Written exercise »
From the line containing "Extract the structured" down to the last line of the records below, copy every line exactly. Leave out everything before it.

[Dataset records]
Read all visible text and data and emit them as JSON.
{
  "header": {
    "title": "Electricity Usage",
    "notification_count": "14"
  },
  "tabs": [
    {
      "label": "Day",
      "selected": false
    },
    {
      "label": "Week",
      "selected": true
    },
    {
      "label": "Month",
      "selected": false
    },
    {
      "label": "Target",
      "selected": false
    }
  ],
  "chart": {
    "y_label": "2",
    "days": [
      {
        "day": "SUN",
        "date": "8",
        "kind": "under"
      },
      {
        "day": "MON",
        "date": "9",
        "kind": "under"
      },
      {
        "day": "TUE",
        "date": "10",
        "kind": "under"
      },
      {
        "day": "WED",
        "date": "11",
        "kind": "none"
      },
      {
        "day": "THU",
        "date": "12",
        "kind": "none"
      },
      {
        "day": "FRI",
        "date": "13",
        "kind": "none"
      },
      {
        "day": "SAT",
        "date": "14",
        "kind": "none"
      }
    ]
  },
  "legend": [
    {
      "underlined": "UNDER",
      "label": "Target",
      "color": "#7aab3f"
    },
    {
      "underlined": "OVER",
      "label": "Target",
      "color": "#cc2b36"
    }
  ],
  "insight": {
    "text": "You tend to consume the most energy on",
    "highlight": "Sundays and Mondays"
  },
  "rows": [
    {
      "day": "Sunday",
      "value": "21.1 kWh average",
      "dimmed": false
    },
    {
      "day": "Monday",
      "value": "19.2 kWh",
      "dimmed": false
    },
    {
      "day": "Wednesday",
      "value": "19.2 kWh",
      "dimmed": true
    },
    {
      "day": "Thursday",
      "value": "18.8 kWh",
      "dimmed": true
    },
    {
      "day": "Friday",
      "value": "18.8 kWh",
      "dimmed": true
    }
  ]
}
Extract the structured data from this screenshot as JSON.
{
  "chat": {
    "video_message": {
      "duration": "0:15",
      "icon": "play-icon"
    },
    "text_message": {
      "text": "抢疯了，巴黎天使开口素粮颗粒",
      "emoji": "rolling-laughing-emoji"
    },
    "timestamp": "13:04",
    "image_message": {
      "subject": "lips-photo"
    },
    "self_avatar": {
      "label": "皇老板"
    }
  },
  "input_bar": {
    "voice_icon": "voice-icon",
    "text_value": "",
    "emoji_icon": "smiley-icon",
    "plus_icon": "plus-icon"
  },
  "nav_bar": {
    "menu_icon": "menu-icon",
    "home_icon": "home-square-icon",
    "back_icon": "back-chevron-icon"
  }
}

Written response »
Extract the structured data from this screenshot as JSON.
{
  "chat": {
    "video_message": {
      "duration": "0:15",
      "icon": "play-icon"
    },
    "text_message": {
      "text": "抢疯了，巴黎天使开口素粮颗粒",
      "emoji": "rolling-laughing-emoji"
    },
    "timestamp": "13:04",
    "image_message": {
      "subject": "lips-photo"
    },
    "self_avatar": {
      "label": "皇老板"
    }
  },
  "input_bar": {
    "voice_icon": "voice-icon",
    "text_value": "",
    "emoji_icon": "smiley-icon",
    "plus_icon": "plus-icon"
  },
  "nav_bar": {
    "menu_icon": "menu-icon",
    "home_icon": "home-square-icon",
    "back_icon": "back-chevron-icon"
  }
}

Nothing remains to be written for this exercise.